Data items
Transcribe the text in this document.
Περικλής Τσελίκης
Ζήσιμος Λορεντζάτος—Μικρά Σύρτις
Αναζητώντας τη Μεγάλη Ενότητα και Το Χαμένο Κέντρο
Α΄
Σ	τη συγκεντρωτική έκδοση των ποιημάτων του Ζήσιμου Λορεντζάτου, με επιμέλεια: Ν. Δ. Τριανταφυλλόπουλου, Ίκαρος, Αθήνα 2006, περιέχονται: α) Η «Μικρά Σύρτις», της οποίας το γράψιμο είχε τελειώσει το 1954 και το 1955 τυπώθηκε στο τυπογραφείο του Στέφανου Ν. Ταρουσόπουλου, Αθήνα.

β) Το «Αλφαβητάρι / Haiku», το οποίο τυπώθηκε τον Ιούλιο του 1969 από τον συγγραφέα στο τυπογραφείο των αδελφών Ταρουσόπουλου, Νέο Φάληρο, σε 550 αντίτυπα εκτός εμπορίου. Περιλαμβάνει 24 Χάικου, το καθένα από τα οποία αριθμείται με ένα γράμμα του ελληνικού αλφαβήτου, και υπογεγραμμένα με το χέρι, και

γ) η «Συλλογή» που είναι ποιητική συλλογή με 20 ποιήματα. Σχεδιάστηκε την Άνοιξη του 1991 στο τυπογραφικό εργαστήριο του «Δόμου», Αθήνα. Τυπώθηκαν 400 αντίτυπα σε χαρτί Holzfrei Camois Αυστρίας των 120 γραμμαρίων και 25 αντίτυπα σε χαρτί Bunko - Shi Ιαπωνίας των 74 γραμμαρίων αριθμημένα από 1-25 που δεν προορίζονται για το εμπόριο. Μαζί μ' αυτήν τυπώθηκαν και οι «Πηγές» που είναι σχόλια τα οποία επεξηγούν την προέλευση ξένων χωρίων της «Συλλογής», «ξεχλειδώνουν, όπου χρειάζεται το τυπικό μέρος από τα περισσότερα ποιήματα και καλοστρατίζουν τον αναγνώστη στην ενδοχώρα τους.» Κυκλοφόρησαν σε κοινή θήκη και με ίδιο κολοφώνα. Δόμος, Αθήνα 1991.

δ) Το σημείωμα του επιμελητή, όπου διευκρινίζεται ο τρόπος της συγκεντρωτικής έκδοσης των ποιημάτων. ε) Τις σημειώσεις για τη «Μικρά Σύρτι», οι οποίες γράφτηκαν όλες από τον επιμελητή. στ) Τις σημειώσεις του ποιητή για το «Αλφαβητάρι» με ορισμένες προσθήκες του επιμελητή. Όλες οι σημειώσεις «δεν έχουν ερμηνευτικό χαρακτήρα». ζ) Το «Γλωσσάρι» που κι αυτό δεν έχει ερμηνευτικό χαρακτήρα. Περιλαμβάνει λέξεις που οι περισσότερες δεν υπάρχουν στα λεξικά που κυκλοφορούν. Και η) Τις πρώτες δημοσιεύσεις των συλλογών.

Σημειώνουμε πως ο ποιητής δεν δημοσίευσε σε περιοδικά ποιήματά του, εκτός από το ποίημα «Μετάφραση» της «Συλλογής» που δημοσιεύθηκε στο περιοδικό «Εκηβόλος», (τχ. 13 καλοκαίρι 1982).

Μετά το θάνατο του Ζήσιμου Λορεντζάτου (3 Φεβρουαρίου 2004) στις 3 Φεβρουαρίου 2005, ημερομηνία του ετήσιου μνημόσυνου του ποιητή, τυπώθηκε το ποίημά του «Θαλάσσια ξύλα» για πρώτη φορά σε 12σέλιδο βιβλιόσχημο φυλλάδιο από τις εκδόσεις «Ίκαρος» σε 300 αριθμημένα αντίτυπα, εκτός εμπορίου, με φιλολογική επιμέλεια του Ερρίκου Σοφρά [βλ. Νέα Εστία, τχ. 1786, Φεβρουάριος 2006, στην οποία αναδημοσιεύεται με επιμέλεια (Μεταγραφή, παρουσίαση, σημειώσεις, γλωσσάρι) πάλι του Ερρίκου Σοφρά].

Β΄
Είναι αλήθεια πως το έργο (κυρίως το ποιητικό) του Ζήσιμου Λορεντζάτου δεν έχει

SHORT PROBLEM
Extract, from the material above, each line holding the word "Σύρτις".

WRITTEN SOLUTION
Ζήσιμος Λορεντζάτος—Μικρά Σύρτις
Σ	τη συγκεντρωτική έκδοση των ποιημάτων του Ζήσιμου Λορεντζάτου, με επιμέλεια: Ν. Δ. Τριανταφυλλόπουλου, Ίκαρος, Αθήνα 2006, περιέχονται: α) Η «Μικρά Σύρτις», της οποίας το γράψιμο είχε τελειώσει το 1954 και το 1955 τυπώθηκε στο τυπογραφείο του Στέφανου Ν. Ταρουσόπουλου, Αθήνα.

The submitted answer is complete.